[SUPPLIED RECORDS start]

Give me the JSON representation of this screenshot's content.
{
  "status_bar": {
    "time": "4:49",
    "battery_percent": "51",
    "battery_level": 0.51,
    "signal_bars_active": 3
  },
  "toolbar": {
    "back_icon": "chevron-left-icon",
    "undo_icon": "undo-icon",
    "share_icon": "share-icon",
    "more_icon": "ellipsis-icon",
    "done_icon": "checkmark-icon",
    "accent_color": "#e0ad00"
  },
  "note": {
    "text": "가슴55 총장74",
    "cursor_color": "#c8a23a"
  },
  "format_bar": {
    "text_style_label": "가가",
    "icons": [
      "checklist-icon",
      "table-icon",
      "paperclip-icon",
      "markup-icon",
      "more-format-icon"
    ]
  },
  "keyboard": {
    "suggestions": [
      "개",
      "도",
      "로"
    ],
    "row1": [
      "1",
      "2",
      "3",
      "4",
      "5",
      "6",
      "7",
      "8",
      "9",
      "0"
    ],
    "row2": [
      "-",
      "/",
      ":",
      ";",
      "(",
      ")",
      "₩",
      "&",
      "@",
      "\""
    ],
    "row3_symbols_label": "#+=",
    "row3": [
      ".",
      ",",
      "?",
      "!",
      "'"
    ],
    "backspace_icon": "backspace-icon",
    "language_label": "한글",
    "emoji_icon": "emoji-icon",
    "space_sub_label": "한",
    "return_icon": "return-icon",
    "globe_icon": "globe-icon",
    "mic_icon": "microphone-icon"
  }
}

[SUPPLIED RECORDS end]

▶ DIRECTIONS FOR THIS TASK: Transcribe the material exactly as it reads.

▶ THE SOLUTION:
Give me the JSON representation of this screenshot's content.
{
  "status_bar": {
    "time": "4:49",
    "battery_percent": "51",
    "battery_level": 0.51,
    "signal_bars_active": 3
  },
  "toolbar": {
    "back_icon": "chevron-left-icon",
    "undo_icon": "undo-icon",
    "share_icon": "share-icon",
    "more_icon": "ellipsis-icon",
    "done_icon": "checkmark-icon",
    "accent_color": "#e0ad00"
  },
  "note": {
    "text": "가슴55 총장74",
    "cursor_color": "#c8a23a"
  },
  "format_bar": {
    "text_style_label": "가가",
    "icons": [
      "checklist-icon",
      "table-icon",
      "paperclip-icon",
      "markup-icon",
      "more-format-icon"
    ]
  },
  "keyboard": {
    "suggestions": [
      "개",
      "도",
      "로"
    ],
    "row1": [
      "1",
      "2",
      "3",
      "4",
      "5",
      "6",
      "7",
      "8",
      "9",
      "0"
    ],
    "row2": [
      "-",
      "/",
      ":",
      ";",
      "(",
      ")",
      "₩",
      "&",
      "@",
      "\""
    ],
    "row3_symbols_label": "#+=",
    "row3": [
      ".",
      ",",
      "?",
      "!",
      "'"
    ],
    "backspace_icon": "backspace-icon",
    "language_label": "한글",
    "emoji_icon": "emoji-icon",
    "space_sub_label": "한",
    "return_icon": "return-icon",
    "globe_icon": "globe-icon",
    "mic_icon": "microphone-icon"
  }
}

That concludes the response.